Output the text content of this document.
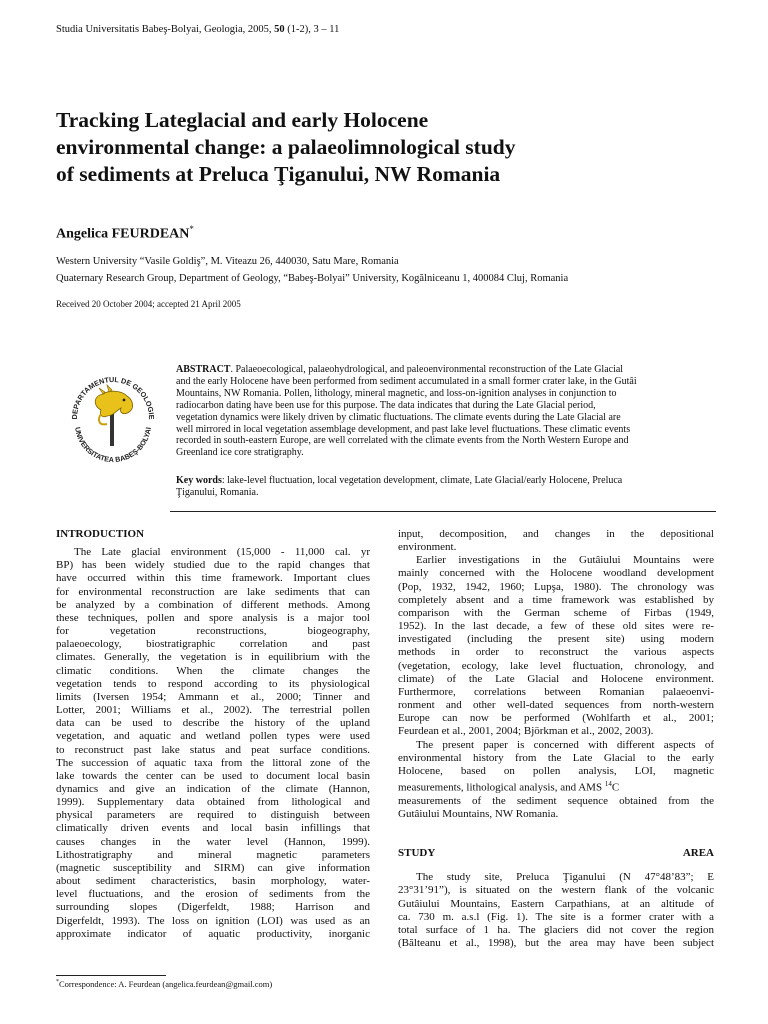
Studia Universitatis Babeş-Bolyai, Geologia, 2005, 50 (1-2), 3 – 11
Tracking Lateglacial and early Holocene
environmental change: a palaeolimnological study
of sediments at Preluca Ţiganului, NW Romania
Angelica FEURDEAN*
Western University “Vasile Goldiş”, M. Viteazu 26, 440030, Satu Mare, Romania
Quaternary Research Group, Department of Geology, “Babeş-Bolyai” University, Kogălniceanu 1, 400084 Cluj, Romania
Received 20 October 2004; accepted 21 April 2005
DEPARTAMENTUL DE GEOLOGIE
UNIVERSITATEA BABEŞ-BOLYAI
ABSTRACT. Palaeoecological, palaeohydrological, and paleoenvironmental reconstruction of the Late Glacial
and the early Holocene have been performed from sediment accumulated in a small former crater lake, in the Gutâi
Mountains, NW Romania. Pollen, lithology, mineral magnetic, and loss-on-ignition analyses in conjunction to
radiocarbon dating have been use for this purpose. The data indicates that during the Late Glacial period,
vegetation dynamics were likely driven by climatic fluctuations. The climate events during the Late Glacial are
well mirrored in local vegetation assemblage development, and past lake level fluctuations. These climatic events
recorded in south-eastern Europe, are well correlated with the climate events from the North Western Europe and
Greenland ice core stratigraphy.
Key words: lake-level fluctuation, local vegetation development, climate, Late Glacial/early Holocene, Preluca
Ţiganului, Romania.
INTRODUCTION
The Late glacial environment (15,000 - 11,000 cal. yr
BP) has been widely studied due to the rapid changes that
have occurred within this time framework. Important clues
for environmental reconstruction are lake sediments that can
be analyzed by a combination of different methods. Among
these techniques, pollen and spore analysis is a major tool
for vegetation reconstructions, biogeography,
palaeoecology, biostratigraphic correlation and past
climates. Generally, the vegetation is in equilibrium with the
climatic conditions. When the climate changes the
vegetation tends to respond according to its physiological
limits (Iversen 1954; Ammann et al., 2000; Tinner and
Lotter, 2001; Williams et al., 2002). The terrestrial pollen
data can be used to describe the history of the upland
vegetation, and aquatic and wetland pollen types were used
to reconstruct past lake status and peat surface conditions.
The succession of aquatic taxa from the littoral zone of the
lake towards the center can be used to document local basin
dynamics and give an indication of the climate (Hannon,
1999). Supplementary data obtained from lithological and
physical parameters are required to distinguish between
climatically driven events and local basin infillings that
causes changes in the water level (Hannon, 1999).
Lithostratigraphy and mineral magnetic parameters
(magnetic susceptibility and SIRM) can give information
about sediment characteristics, basin morphology, water-
level fluctuations, and the erosion of sediments from the
surrounding slopes (Digerfeldt, 1988; Harrison and
Digerfeldt, 1993). The loss on ignition (LOI) was used as an
approximate indicator of aquatic productivity, inorganic
input, decomposition, and changes in the depositional
environment.
Earlier investigations in the Gutâiului Mountains were
mainly concerned with the Holocene woodland development
(Pop, 1932, 1942, 1960; Lupşa, 1980). The chronology was
completely absent and a time framework was established by
comparison with the German scheme of Firbas (1949,
1952). In the last decade, a few of these old sites were re-
investigated (including the present site) using modern
methods in order to reconstruct the various aspects
(vegetation, ecology, lake level fluctuation, chronology, and
climate) of the Late Glacial and Holocene environment.
Furthermore, correlations between Romanian palaeoenvi-
ronment and other well-dated sequences from north-western
Europe can now be performed (Wohlfarth et al., 2001;
Feurdean et al., 2001, 2004; Björkman et al., 2002, 2003).
The present paper is concerned with different aspects of
environmental history from the Late Glacial to the early
Holocene, based on pollen analysis, LOI, magnetic
measurements, lithological analysis, and AMS $^{14}$C
measurements of the sediment sequence obtained from the
Gutâiului Mountains, NW Romania.
STUDY AREA
The study site, Preluca Ţiganului (N 47°48’83”; E
23°31’91”), is situated on the western flank of the volcanic
Gutâiului Mountains, Eastern Carpathians, at an altitude of
ca. 730 m. a.s.l (Fig. 1). The site is a former crater with a
total surface of 1 ha. The glaciers did not cover the region
(Bălteanu et al., 1998), but the area may have been subject
*Correspondence: A. Feurdean (angelica.feurdean@gmail.com)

*SHORT EXERCISE*: The records above need to be given again exactly. Omit the pictures.

*REPLY*:
Output the text content of this document.
Studia Universitatis Babeş-Bolyai, Geologia, 2005, 50 (1-2), 3 – 11
Tracking Lateglacial and early Holocene
environmental change: a palaeolimnological study
of sediments at Preluca Ţiganului, NW Romania
Angelica FEURDEAN*
Western University “Vasile Goldiş”, M. Viteazu 26, 440030, Satu Mare, Romania
Quaternary Research Group, Department of Geology, “Babeş-Bolyai” University, Kogălniceanu 1, 400084 Cluj, Romania
Received 20 October 2004; accepted 21 April 2005
DEPARTAMENTUL DE GEOLOGIE
UNIVERSITATEA BABEŞ-BOLYAI
ABSTRACT. Palaeoecological, palaeohydrological, and paleoenvironmental reconstruction of the Late Glacial
and the early Holocene have been performed from sediment accumulated in a small former crater lake, in the Gutâi
Mountains, NW Romania. Pollen, lithology, mineral magnetic, and loss-on-ignition analyses in conjunction to
radiocarbon dating have been use for this purpose. The data indicates that during the Late Glacial period,
vegetation dynamics were likely driven by climatic fluctuations. The climate events during the Late Glacial are
well mirrored in local vegetation assemblage development, and past lake level fluctuations. These climatic events
recorded in south-eastern Europe, are well correlated with the climate events from the North Western Europe and
Greenland ice core stratigraphy.
Key words: lake-level fluctuation, local vegetation development, climate, Late Glacial/early Holocene, Preluca
Ţiganului, Romania.
INTRODUCTION
The Late glacial environment (15,000 - 11,000 cal. yr
BP) has been widely studied due to the rapid changes that
have occurred within this time framework. Important clues
for environmental reconstruction are lake sediments that can
be analyzed by a combination of different methods. Among
these techniques, pollen and spore analysis is a major tool
for vegetation reconstructions, biogeography,
palaeoecology, biostratigraphic correlation and past
climates. Generally, the vegetation is in equilibrium with the
climatic conditions. When the climate changes the
vegetation tends to respond according to its physiological
limits (Iversen 1954; Ammann et al., 2000; Tinner and
Lotter, 2001; Williams et al., 2002). The terrestrial pollen
data can be used to describe the history of the upland
vegetation, and aquatic and wetland pollen types were used
to reconstruct past lake status and peat surface conditions.
The succession of aquatic taxa from the littoral zone of the
lake towards the center can be used to document local basin
dynamics and give an indication of the climate (Hannon,
1999). Supplementary data obtained from lithological and
physical parameters are required to distinguish between
climatically driven events and local basin infillings that
causes changes in the water level (Hannon, 1999).
Lithostratigraphy and mineral magnetic parameters
(magnetic susceptibility and SIRM) can give information
about sediment characteristics, basin morphology, water-
level fluctuations, and the erosion of sediments from the
surrounding slopes (Digerfeldt, 1988; Harrison and
Digerfeldt, 1993). The loss on ignition (LOI) was used as an
approximate indicator of aquatic productivity, inorganic
input, decomposition, and changes in the depositional
environment.
Earlier investigations in the Gutâiului Mountains were
mainly concerned with the Holocene woodland development
(Pop, 1932, 1942, 1960; Lupşa, 1980). The chronology was
completely absent and a time framework was established by
comparison with the German scheme of Firbas (1949,
1952). In the last decade, a few of these old sites were re-
investigated (including the present site) using modern
methods in order to reconstruct the various aspects
(vegetation, ecology, lake level fluctuation, chronology, and
climate) of the Late Glacial and Holocene environment.
Furthermore, correlations between Romanian palaeoenvi-
ronment and other well-dated sequences from north-western
Europe can now be performed (Wohlfarth et al., 2001;
Feurdean et al., 2001, 2004; Björkman et al., 2002, 2003).
The present paper is concerned with different aspects of
environmental history from the Late Glacial to the early
Holocene, based on pollen analysis, LOI, magnetic
measurements, lithological analysis, and AMS $^{14}$C
measurements of the sediment sequence obtained from the
Gutâiului Mountains, NW Romania.
STUDY AREA
The study site, Preluca Ţiganului (N 47°48’83”; E
23°31’91”), is situated on the western flank of the volcanic
Gutâiului Mountains, Eastern Carpathians, at an altitude of
ca. 730 m. a.s.l (Fig. 1). The site is a former crater with a
total surface of 1 ha. The glaciers did not cover the region
(Bălteanu et al., 1998), but the area may have been subject
*Correspondence: A. Feurdean (angelica.feurdean@gmail.com)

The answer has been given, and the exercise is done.